_Description of the task_
Pull each line holding "Zealand" out of the entries below.

[The records start]

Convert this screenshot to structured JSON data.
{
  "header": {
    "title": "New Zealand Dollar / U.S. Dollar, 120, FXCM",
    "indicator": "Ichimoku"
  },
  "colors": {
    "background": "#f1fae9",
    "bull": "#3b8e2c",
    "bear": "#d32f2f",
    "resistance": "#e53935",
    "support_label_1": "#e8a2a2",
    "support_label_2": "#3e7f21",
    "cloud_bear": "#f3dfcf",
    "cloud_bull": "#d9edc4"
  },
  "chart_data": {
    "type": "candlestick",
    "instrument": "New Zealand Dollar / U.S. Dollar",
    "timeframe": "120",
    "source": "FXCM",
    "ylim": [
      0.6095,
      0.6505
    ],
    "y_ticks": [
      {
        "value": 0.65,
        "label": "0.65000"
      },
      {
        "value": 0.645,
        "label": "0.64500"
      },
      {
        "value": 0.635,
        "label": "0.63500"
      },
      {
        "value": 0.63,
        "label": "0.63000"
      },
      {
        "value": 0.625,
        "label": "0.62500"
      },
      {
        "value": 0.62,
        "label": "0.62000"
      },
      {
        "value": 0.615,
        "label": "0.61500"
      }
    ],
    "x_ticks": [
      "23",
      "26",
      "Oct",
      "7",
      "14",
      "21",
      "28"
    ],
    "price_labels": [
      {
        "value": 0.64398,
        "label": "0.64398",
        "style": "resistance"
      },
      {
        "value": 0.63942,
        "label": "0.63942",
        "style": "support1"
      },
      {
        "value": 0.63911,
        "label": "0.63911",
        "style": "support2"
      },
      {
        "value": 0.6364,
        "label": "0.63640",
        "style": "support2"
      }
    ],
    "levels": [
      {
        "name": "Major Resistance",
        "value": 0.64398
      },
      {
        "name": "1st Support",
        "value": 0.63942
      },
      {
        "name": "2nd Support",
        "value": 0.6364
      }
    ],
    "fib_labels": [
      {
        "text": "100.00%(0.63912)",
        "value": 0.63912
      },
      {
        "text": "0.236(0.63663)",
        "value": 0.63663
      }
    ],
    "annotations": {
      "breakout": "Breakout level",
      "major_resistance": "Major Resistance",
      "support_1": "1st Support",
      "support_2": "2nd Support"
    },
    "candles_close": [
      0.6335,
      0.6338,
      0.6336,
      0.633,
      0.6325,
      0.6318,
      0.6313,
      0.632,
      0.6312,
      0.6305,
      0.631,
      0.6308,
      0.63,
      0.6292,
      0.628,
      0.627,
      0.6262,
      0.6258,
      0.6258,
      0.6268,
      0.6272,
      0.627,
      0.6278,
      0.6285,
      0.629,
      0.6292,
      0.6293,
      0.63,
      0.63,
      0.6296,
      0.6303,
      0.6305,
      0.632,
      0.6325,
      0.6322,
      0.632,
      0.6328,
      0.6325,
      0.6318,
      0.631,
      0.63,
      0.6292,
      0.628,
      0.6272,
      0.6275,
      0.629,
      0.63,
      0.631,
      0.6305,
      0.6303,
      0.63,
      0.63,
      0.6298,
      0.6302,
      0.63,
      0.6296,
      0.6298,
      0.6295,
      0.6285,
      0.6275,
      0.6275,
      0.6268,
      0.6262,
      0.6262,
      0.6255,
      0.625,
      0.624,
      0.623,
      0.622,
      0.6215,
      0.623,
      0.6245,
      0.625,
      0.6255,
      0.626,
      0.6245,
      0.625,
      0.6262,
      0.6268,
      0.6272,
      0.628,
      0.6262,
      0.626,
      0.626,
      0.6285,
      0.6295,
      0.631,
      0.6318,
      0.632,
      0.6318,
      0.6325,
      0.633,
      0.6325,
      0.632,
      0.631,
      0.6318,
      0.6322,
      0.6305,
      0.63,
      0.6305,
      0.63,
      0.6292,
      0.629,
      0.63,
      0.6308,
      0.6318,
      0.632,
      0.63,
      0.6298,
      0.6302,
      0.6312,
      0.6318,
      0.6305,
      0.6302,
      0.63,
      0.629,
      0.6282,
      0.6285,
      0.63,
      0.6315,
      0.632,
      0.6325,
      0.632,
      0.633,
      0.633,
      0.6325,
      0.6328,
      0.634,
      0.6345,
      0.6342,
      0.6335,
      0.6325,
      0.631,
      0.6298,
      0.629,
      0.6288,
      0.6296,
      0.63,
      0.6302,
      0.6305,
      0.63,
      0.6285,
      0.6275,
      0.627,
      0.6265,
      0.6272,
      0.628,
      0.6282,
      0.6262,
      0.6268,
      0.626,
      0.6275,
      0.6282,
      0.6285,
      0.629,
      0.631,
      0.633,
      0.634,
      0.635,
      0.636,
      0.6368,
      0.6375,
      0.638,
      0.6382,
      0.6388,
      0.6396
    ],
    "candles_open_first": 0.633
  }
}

[The records end]

_Expected answer_
    "title": "New Zealand Dollar / U.S. Dollar, 120, FXCM",
    "instrument": "New Zealand Dollar / U.S. Dollar",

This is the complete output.